# Wierd noise from a USAT caboose



## supagav (Feb 8, 2008)

Hi guys,

I just got hold of a new USAT baywindow caboose.I installed a set of body mount Kadees and fitted a rechargable battery inside, then took it out for a test. It seemed to run great with strong lights and almost no flicker. I kneeled down near the car then I could hear this strange noise coming from inside. There was a humming sound coming from the electronics inside, although I did have to switch off the locos sound to hear it clearly. It sounded similar to the distinctive white noise you get when you run ananlogue locos on a DCC system. Does anyone know what it is? Can it damage the car?

I'm running 22V, 12A max through the track using a Massoth 1200z central station.

Thanks for any help,
Gavin


----------



## Treeman (Jan 6, 2008)

Do they suggest a rechargable battery. I have been testing some of their cabooses today and noticed no sound. I was using the same DCC system.


----------



## Michael Glavin (Jan 2, 2009)

Is it possible the battery power is wired backwards to the track power inputs? Did you install a circuit to control rev polarity considerations? 

Michael


----------



## Bill Swindell (Jan 2, 2008)

The USA caboose is designed to use a 9V NiCAD battery.

If you take the caboose off of the track, does the red light stay on? If it does, the battery is probably installed correctly since the LED will e running from it.


----------



## altterrain (Jan 2, 2008)

Don't know! I just picked up my second USAT bay window but haven't had the chance to run the second one yet. I did install a 9v NiCad in my first one but will remove it and not bother on the second one. I did not find much advantage in using it and the lights would not work until it recharged. Getting back to your question - never heard any sounds from mine and I use Aristo PWM track power. 

-Brian


----------



## Treeman (Jan 6, 2008)

I would try removing the battery, and see if the noise stops. Their is not much need for it with DCC.


----------



## supagav (Feb 8, 2008)

Thanks for your help guys.

I'll try removing the battery and see if that makes any difference.The noise is very subtle and I could quite easily live with it as you can't even detect it over the ouptut of the loco sound units. I was only concerned in case there was something wrong with lighting circuit that could cause damage to the car. I'm probobaly gonna take out the USA main circuit board anyway as I want to put a function decoder inside eventually

Thanks again,
Gavin


----------

TASK MATERIAL:
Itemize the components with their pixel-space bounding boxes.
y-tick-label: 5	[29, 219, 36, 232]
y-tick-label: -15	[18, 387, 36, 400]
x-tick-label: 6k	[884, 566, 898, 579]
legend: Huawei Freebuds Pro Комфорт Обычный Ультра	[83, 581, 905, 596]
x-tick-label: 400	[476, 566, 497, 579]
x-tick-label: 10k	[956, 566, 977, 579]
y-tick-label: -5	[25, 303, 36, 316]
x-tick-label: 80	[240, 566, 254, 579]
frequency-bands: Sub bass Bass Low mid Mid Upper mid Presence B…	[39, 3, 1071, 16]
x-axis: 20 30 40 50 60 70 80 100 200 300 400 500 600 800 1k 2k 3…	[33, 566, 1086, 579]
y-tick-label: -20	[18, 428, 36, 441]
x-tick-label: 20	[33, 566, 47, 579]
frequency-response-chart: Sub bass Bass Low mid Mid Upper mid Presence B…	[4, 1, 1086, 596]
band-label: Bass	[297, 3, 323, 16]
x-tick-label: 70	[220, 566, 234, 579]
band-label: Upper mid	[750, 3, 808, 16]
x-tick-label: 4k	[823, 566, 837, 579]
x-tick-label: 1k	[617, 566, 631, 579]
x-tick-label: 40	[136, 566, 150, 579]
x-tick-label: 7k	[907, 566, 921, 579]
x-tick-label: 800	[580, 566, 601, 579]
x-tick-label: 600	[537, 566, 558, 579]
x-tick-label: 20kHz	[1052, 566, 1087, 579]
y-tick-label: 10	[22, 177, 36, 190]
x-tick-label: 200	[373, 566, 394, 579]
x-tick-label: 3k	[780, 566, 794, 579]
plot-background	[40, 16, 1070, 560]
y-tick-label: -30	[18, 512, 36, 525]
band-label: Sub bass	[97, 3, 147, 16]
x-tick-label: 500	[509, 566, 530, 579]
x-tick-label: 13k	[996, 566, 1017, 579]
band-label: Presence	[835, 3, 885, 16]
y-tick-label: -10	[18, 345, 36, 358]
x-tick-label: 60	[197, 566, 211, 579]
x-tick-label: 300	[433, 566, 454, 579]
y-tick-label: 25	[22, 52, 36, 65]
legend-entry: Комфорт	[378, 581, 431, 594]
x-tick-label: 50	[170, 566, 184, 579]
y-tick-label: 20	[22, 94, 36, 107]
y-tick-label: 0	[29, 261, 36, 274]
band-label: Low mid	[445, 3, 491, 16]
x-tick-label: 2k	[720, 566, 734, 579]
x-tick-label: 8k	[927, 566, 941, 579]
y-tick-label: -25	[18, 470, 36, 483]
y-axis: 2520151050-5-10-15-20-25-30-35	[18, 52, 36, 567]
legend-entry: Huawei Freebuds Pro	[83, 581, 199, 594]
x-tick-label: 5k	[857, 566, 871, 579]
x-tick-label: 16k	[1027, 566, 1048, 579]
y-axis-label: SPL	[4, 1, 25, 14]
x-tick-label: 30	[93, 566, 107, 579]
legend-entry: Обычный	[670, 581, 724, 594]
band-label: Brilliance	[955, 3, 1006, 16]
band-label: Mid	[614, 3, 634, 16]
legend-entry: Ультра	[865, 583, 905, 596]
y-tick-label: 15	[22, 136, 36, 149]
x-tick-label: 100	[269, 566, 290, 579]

DIRECTIVES:
(a) Reproduce the entire forum thread about the noise from the USAT caboose, word for word.
(b) Begin at the first line of the entries and stop after the line that contains "566, 1087, 579]". Give those lines again with "band-label" swapped for "band-title", leaving everything else unchanged.
The forum thread and the entries are independent pieces of material.

RESULTS IN ORDER:
(a)
# Wierd noise from a USAT caboose



## supagav (Feb 8, 2008)

Hi guys,

I just got hold of a new USAT baywindow caboose.I installed a set of body mount Kadees and fitted a rechargable battery inside, then took it out for a test. It seemed to run great with strong lights and almost no flicker. I kneeled down near the car then I could hear this strange noise coming from inside. There was a humming sound coming from the electronics inside, although I did have to switch off the locos sound to hear it clearly. It sounded similar to the distinctive white noise you get when you run ananlogue locos on a DCC system. Does anyone know what it is? Can it damage the car?

I'm running 22V, 12A max through the track using a Massoth 1200z central station.

Thanks for any help,
Gavin


----------



## Treeman (Jan 6, 2008)

Do they suggest a rechargable battery. I have been testing some of their cabooses today and noticed no sound. I was using the same DCC system.


----------



## Michael Glavin (Jan 2, 2009)

Is it possible the battery power is wired backwards to the track power inputs? Did you install a circuit to control rev polarity considerations? 

Michael


----------



## Bill Swindell (Jan 2, 2008)

The USA caboose is designed to use a 9V NiCAD battery.

If you take the caboose off of the track, does the red light stay on? If it does, the battery is probably installed correctly since the LED will e running from it.


----------



## altterrain (Jan 2, 2008)

Don't know! I just picked up my second USAT bay window but haven't had the chance to run the second one yet. I did install a 9v NiCad in my first one but will remove it and not bother on the second one. I did not find much advantage in using it and the lights would not work until it recharged. Getting back to your question - never heard any sounds from mine and I use Aristo PWM track power. 

-Brian


----------



## Treeman (Jan 6, 2008)

I would try removing the battery, and see if the noise stops. Their is not much need for it with DCC.


----------



## supagav (Feb 8, 2008)

Thanks for your help guys.

I'll try removing the battery and see if that makes any difference.The noise is very subtle and I could quite easily live with it as you can't even detect it over the ouptut of the loco sound units. I was only concerned in case there was something wrong with lighting circuit that could cause damage to the car. I'm probobaly gonna take out the USA main circuit board anyway as I want to put a function decoder inside eventually

Thanks again,
Gavin


----------

(b)
Itemize the components with their pixel-space bounding boxes.
y-tick-label: 5	[29, 219, 36, 232]
y-tick-label: -15	[18, 387, 36, 400]
x-tick-label: 6k	[884, 566, 898, 579]
legend: Huawei Freebuds Pro Комфорт Обычный Ультра	[83, 581, 905, 596]
x-tick-label: 400	[476, 566, 497, 579]
x-tick-label: 10k	[956, 566, 977, 579]
y-tick-label: -5	[25, 303, 36, 316]
x-tick-label: 80	[240, 566, 254, 579]
frequency-bands: Sub bass Bass Low mid Mid Upper mid Presence B…	[39, 3, 1071, 16]
x-axis: 20 30 40 50 60 70 80 100 200 300 400 500 600 800 1k 2k 3…	[33, 566, 1086, 579]
y-tick-label: -20	[18, 428, 36, 441]
x-tick-label: 20	[33, 566, 47, 579]
frequency-response-chart: Sub bass Bass Low mid Mid Upper mid Presence B…	[4, 1, 1086, 596]
band-title: Bass	[297, 3, 323, 16]
x-tick-label: 70	[220, 566, 234, 579]
band-title: Upper mid	[750, 3, 808, 16]
x-tick-label: 4k	[823, 566, 837, 579]
x-tick-label: 1k	[617, 566, 631, 579]
x-tick-label: 40	[136, 566, 150, 579]
x-tick-label: 7k	[907, 566, 921, 579]
x-tick-label: 800	[580, 566, 601, 579]
x-tick-label: 600	[537, 566, 558, 579]
x-tick-label: 20kHz	[1052, 566, 1087, 579]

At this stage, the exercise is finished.